JOB:
Find all lines in the listing that include the word "shirt", then copy them.

MATERIAL FOR THE TASK:
------------------------------------

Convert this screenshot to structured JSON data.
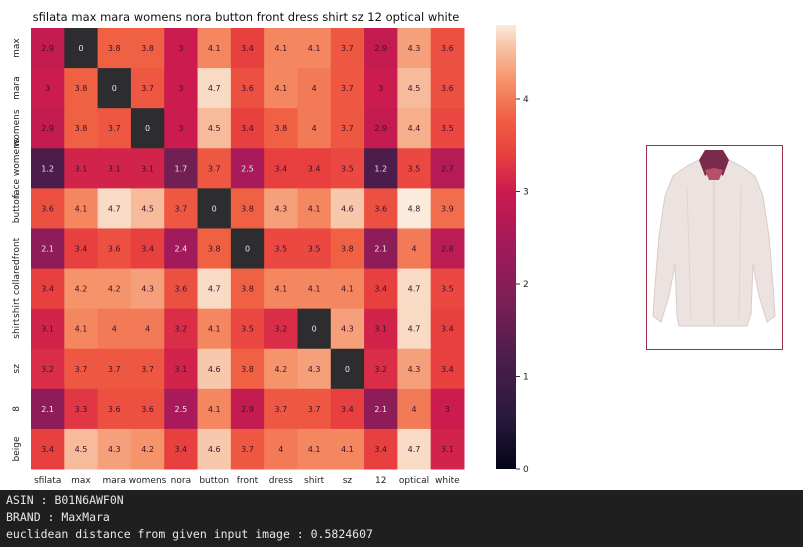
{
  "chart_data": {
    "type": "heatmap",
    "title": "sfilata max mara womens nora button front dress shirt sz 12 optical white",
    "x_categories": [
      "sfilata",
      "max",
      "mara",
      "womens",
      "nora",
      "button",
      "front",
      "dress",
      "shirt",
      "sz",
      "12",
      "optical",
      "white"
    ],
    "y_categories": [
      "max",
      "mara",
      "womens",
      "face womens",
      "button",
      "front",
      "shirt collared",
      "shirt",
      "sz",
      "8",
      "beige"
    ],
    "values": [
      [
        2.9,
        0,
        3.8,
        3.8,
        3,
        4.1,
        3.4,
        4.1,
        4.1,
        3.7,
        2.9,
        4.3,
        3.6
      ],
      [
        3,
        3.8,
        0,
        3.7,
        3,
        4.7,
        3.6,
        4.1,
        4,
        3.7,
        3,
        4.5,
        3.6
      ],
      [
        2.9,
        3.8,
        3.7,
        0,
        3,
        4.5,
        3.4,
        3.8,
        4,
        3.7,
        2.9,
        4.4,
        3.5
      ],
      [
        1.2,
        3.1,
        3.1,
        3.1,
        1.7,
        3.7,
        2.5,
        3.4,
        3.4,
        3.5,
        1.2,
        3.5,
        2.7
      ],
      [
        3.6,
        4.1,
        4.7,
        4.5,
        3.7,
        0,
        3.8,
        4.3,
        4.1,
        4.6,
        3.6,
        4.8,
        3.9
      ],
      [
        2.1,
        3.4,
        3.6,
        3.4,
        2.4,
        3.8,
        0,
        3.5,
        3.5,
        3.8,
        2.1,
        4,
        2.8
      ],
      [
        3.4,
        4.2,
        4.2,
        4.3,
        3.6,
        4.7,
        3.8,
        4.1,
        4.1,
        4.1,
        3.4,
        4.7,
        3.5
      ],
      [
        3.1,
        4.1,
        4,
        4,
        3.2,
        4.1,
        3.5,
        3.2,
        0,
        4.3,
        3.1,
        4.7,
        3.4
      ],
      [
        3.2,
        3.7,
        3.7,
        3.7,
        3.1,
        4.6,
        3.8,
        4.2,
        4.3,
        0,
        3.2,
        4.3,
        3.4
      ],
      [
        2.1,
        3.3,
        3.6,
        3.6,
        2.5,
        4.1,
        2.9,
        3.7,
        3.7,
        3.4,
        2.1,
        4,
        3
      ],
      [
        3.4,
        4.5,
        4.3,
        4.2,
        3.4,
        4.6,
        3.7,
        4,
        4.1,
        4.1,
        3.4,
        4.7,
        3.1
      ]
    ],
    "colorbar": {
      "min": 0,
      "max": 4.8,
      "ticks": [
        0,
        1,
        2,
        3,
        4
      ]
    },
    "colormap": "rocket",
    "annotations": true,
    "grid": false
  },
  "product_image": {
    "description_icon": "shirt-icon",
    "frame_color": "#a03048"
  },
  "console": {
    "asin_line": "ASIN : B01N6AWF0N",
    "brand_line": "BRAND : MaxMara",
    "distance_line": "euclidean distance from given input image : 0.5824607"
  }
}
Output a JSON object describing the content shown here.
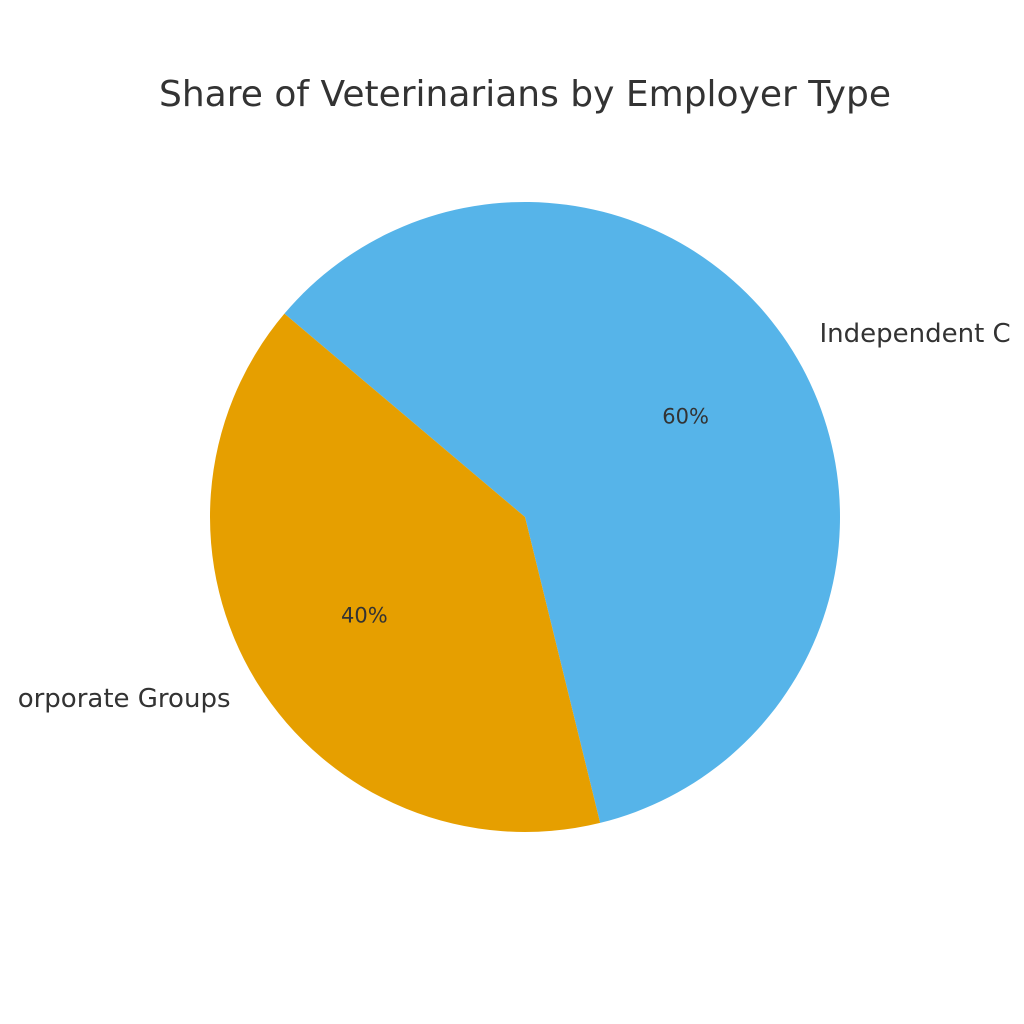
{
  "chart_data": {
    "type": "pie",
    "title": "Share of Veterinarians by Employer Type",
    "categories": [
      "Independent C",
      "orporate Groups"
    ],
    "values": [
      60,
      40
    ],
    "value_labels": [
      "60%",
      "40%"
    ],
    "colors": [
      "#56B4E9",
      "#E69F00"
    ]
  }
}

------------------------------------

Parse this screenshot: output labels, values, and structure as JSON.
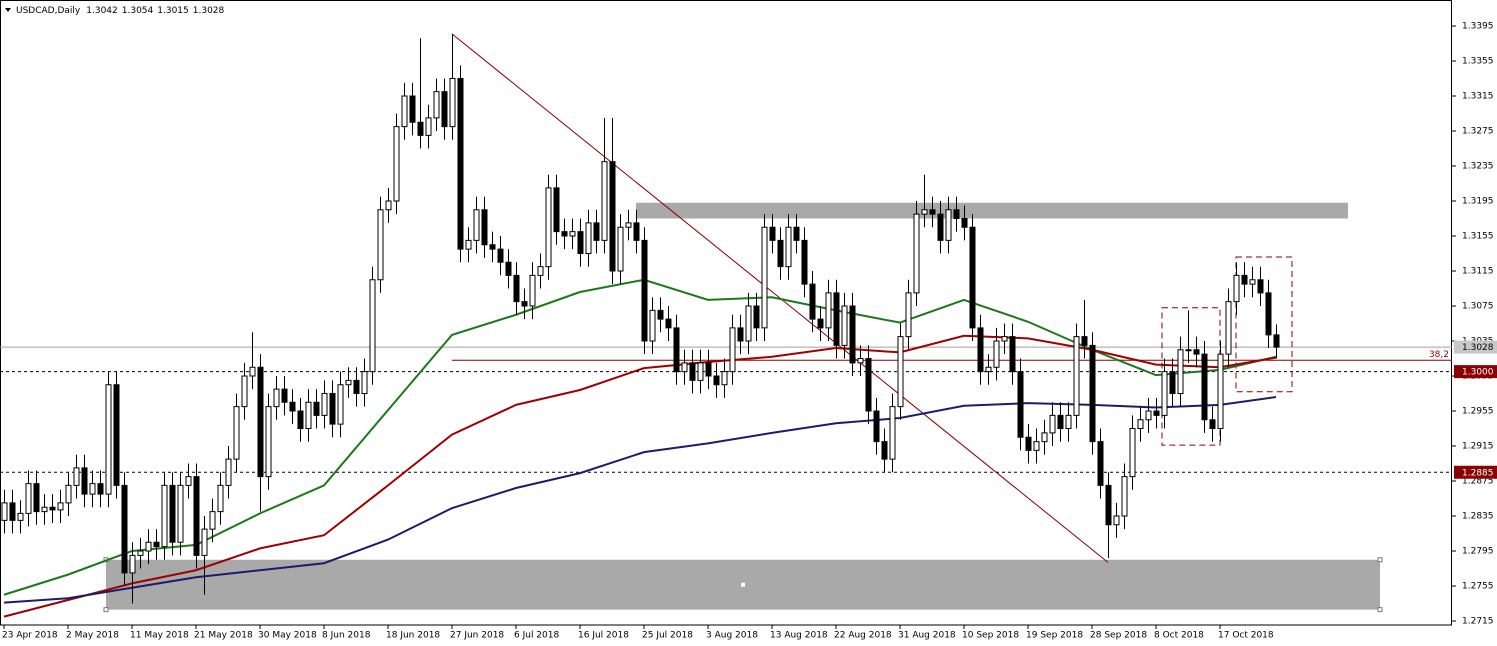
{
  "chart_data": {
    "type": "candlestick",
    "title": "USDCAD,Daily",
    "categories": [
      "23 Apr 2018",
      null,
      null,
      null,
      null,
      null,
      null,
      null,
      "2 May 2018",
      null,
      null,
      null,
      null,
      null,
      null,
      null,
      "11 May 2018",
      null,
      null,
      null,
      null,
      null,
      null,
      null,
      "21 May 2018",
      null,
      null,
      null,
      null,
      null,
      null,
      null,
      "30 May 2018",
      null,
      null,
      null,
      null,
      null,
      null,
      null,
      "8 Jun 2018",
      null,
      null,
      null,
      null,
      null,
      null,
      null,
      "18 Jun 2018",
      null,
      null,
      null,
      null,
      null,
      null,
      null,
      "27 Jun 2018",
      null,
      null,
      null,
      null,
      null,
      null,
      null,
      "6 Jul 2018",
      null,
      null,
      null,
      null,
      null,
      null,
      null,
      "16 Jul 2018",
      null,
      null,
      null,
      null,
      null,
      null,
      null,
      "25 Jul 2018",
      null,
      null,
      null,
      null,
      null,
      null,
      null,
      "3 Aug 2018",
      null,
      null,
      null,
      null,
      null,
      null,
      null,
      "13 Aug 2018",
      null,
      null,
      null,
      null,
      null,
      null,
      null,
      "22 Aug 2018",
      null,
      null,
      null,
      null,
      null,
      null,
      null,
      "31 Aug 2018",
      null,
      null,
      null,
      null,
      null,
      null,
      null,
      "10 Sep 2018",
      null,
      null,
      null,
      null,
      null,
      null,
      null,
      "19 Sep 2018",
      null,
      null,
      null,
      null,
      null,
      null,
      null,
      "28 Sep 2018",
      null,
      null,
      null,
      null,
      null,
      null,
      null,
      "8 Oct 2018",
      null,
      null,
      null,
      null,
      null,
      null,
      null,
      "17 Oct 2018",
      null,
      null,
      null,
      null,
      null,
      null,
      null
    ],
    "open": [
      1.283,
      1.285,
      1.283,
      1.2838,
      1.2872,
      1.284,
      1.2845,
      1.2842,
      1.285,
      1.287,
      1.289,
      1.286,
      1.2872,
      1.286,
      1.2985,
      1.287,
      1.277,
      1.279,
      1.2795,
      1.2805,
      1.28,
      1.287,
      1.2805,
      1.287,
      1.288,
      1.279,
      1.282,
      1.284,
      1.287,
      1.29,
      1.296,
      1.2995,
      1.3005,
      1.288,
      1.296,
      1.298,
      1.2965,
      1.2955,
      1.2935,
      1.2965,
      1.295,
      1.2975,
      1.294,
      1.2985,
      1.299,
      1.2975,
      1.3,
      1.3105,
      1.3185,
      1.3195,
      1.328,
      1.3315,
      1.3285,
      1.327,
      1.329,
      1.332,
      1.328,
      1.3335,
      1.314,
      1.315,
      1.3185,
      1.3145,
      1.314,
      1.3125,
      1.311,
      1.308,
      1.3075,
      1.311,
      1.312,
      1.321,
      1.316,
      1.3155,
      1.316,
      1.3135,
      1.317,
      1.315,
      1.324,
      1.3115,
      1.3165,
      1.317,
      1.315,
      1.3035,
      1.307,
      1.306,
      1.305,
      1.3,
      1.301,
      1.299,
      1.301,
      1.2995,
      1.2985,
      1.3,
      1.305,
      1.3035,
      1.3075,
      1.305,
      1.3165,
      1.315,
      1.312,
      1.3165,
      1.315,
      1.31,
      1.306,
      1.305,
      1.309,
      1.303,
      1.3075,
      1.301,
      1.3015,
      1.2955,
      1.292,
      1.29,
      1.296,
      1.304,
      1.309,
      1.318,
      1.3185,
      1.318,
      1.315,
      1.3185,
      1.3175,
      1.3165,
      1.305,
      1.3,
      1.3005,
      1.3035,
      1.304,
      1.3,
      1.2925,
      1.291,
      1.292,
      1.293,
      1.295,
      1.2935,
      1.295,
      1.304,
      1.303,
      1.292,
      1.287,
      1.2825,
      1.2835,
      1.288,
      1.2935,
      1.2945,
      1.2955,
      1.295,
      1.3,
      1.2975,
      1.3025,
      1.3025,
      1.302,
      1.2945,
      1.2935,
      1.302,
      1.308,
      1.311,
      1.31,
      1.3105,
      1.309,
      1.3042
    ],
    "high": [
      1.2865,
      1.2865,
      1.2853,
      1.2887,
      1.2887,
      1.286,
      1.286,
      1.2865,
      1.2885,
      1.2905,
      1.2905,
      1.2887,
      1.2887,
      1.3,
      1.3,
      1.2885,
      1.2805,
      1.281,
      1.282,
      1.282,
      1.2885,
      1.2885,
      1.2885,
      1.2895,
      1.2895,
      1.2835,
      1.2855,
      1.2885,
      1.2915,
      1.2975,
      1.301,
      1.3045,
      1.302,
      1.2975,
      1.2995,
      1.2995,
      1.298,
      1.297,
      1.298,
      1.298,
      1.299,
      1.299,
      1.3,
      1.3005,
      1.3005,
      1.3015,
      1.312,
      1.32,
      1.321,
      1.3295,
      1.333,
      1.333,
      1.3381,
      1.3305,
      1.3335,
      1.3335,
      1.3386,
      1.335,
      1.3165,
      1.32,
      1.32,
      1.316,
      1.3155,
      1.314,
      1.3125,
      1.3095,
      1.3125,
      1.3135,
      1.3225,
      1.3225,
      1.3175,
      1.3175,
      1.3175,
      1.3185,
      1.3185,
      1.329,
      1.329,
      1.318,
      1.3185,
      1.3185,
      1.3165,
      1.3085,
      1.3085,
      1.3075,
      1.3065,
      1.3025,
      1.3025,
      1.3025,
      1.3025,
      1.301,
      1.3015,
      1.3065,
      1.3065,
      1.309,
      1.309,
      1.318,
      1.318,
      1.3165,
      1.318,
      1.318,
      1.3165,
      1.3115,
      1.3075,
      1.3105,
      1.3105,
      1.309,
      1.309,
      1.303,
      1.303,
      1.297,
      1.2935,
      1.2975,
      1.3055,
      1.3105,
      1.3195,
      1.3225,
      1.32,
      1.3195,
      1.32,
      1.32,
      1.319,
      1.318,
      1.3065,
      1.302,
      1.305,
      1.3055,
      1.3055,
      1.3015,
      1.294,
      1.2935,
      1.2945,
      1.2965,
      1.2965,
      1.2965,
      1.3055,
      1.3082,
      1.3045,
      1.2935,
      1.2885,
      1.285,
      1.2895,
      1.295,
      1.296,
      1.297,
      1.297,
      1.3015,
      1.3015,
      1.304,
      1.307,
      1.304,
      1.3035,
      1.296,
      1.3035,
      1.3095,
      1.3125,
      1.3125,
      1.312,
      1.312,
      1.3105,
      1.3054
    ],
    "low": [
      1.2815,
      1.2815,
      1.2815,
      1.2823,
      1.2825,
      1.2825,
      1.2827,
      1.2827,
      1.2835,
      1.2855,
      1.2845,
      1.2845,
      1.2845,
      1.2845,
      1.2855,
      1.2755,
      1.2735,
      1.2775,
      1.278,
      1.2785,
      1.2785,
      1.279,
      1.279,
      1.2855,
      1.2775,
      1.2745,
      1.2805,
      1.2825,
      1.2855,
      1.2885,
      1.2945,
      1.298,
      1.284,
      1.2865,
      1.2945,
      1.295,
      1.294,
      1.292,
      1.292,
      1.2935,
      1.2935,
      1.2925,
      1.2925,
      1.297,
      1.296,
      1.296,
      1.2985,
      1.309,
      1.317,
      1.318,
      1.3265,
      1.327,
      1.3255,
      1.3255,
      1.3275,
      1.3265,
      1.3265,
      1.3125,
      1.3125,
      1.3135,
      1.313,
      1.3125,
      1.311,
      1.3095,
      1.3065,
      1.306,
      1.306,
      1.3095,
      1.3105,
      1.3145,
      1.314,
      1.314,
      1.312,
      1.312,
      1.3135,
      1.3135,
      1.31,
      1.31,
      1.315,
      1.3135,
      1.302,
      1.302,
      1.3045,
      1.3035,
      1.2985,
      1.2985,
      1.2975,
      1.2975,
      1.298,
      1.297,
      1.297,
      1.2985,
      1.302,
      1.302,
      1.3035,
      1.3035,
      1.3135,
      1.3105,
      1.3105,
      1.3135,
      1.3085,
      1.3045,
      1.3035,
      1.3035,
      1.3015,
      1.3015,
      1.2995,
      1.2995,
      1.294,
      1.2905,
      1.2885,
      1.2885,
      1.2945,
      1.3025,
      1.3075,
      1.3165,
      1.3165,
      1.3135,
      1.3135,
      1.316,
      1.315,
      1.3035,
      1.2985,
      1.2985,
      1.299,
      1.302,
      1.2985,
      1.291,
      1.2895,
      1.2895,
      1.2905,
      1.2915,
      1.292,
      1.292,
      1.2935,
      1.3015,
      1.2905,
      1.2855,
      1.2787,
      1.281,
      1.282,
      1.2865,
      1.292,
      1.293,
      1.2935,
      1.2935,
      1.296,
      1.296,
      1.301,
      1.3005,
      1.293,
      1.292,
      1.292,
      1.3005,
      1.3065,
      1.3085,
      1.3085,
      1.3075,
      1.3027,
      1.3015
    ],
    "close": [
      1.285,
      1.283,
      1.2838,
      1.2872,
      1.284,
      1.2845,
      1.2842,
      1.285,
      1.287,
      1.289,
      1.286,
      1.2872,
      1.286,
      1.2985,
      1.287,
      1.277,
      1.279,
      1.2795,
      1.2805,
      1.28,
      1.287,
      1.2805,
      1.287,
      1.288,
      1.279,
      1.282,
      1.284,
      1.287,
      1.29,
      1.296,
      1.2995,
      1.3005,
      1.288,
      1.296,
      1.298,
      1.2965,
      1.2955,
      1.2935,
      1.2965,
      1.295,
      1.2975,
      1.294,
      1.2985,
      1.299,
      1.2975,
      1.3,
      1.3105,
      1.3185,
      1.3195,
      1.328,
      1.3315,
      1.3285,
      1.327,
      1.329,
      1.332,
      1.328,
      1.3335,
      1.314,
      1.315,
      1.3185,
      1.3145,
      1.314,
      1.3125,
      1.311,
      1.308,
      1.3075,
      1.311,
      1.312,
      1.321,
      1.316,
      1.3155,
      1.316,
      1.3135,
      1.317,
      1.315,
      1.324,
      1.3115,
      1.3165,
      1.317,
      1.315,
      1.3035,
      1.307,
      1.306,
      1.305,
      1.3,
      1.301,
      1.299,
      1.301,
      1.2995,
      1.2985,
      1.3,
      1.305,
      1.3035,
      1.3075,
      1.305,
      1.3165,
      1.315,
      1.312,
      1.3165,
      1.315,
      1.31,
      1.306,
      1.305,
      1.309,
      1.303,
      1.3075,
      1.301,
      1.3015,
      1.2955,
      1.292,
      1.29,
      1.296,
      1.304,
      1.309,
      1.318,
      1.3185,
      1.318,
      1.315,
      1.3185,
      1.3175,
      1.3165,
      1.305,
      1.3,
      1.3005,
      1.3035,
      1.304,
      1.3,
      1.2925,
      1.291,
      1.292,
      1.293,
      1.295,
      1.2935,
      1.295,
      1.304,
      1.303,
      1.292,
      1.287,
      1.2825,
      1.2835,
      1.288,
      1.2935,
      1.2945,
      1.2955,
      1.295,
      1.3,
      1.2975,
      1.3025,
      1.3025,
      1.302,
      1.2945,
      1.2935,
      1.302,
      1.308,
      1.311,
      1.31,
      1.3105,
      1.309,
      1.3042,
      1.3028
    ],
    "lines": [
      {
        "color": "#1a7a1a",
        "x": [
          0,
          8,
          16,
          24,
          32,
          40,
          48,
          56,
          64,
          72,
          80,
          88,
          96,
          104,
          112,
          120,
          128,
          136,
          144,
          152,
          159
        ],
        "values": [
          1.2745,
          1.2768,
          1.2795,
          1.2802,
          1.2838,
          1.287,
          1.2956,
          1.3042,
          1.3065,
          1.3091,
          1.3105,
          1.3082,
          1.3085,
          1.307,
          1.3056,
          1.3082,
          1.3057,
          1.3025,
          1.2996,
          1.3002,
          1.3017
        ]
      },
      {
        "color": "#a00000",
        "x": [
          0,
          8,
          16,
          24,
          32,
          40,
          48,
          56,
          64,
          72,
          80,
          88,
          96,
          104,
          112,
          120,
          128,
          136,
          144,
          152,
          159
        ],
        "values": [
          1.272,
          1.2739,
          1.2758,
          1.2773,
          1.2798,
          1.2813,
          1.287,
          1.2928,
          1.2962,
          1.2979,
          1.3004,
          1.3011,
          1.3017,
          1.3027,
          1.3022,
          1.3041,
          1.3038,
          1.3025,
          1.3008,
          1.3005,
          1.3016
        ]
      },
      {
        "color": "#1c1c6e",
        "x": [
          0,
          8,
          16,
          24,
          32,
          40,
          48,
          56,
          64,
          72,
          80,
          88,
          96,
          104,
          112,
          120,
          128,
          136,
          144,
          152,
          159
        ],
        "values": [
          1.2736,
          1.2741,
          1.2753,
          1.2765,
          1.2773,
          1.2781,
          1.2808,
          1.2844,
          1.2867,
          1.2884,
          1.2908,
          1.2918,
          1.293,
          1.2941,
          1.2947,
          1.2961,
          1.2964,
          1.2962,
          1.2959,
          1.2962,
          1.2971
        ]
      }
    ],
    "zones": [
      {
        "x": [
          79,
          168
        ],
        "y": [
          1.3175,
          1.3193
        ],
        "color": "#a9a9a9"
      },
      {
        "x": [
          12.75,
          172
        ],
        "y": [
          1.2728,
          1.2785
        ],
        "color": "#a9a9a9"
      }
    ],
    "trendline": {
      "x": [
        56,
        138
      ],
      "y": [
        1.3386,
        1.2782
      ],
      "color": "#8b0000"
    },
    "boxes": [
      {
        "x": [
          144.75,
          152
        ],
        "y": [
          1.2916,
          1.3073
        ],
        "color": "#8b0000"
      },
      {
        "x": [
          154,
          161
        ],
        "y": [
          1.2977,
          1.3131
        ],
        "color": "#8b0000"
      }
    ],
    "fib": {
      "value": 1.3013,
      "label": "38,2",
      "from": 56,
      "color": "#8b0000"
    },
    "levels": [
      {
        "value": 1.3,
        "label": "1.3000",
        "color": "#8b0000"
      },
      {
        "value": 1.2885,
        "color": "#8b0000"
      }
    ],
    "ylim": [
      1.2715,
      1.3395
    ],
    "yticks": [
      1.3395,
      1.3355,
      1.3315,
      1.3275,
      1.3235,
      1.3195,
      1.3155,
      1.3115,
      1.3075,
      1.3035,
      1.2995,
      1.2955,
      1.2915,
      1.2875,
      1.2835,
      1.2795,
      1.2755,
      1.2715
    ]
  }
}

------------------------------------

SOLUTION FOR THIS EXERCISE:
    "title": "sfilata max mara womens nora button front dress shirt sz 12 optical white",
      "shirt",
      "shirt collared",
      "shirt",
    "description_icon": "shirt-icon",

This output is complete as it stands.